» **Work to complete**
Each record below should appear again exactly as written.

» **Items**
* * * * *
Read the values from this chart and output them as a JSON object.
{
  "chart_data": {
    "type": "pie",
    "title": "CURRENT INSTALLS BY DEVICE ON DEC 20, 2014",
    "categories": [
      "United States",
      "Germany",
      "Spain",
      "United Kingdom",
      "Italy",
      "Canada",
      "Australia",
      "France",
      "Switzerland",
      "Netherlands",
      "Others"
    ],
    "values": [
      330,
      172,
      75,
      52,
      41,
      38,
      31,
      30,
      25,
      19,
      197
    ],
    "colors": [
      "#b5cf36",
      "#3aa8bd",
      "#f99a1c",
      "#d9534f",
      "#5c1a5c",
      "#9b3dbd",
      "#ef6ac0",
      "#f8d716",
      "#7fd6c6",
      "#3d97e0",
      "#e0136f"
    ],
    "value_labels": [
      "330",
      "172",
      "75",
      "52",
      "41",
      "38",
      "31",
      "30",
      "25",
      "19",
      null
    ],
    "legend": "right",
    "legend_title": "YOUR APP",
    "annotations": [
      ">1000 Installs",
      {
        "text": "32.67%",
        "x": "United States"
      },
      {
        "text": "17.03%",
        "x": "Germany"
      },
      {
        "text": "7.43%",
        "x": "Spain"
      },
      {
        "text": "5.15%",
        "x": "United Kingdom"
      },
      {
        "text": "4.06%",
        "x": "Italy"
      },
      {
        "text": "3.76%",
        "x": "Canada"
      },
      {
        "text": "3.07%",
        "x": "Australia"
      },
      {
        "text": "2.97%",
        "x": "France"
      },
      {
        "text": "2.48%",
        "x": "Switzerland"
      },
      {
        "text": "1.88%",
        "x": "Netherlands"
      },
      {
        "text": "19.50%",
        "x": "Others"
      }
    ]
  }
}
* * * * *
» **Right answer**
Read the values from this chart and output them as a JSON object.
{
  "chart_data": {
    "type": "pie",
    "title": "CURRENT INSTALLS BY DEVICE ON DEC 20, 2014",
    "categories": [
      "United States",
      "Germany",
      "Spain",
      "United Kingdom",
      "Italy",
      "Canada",
      "Australia",
      "France",
      "Switzerland",
      "Netherlands",
      "Others"
    ],
    "values": [
      330,
      172,
      75,
      52,
      41,
      38,
      31,
      30,
      25,
      19,
      197
    ],
    "colors": [
      "#b5cf36",
      "#3aa8bd",
      "#f99a1c",
      "#d9534f",
      "#5c1a5c",
      "#9b3dbd",
      "#ef6ac0",
      "#f8d716",
      "#7fd6c6",
      "#3d97e0",
      "#e0136f"
    ],
    "value_labels": [
      "330",
      "172",
      "75",
      "52",
      "41",
      "38",
      "31",
      "30",
      "25",
      "19",
      null
    ],
    "legend": "right",
    "legend_title": "YOUR APP",
    "annotations": [
      ">1000 Installs",
      {
        "text": "32.67%",
        "x": "United States"
      },
      {
        "text": "17.03%",
        "x": "Germany"
      },
      {
        "text": "7.43%",
        "x": "Spain"
      },
      {
        "text": "5.15%",
        "x": "United Kingdom"
      },
      {
        "text": "4.06%",
        "x": "Italy"
      },
      {
        "text": "3.76%",
        "x": "Canada"
      },
      {
        "text": "3.07%",
        "x": "Australia"
      },
      {
        "text": "2.97%",
        "x": "France"
      },
      {
        "text": "2.48%",
        "x": "Switzerland"
      },
      {
        "text": "1.88%",
        "x": "Netherlands"
      },
      {
        "text": "19.50%",
        "x": "Others"
      }
    ]
  }
}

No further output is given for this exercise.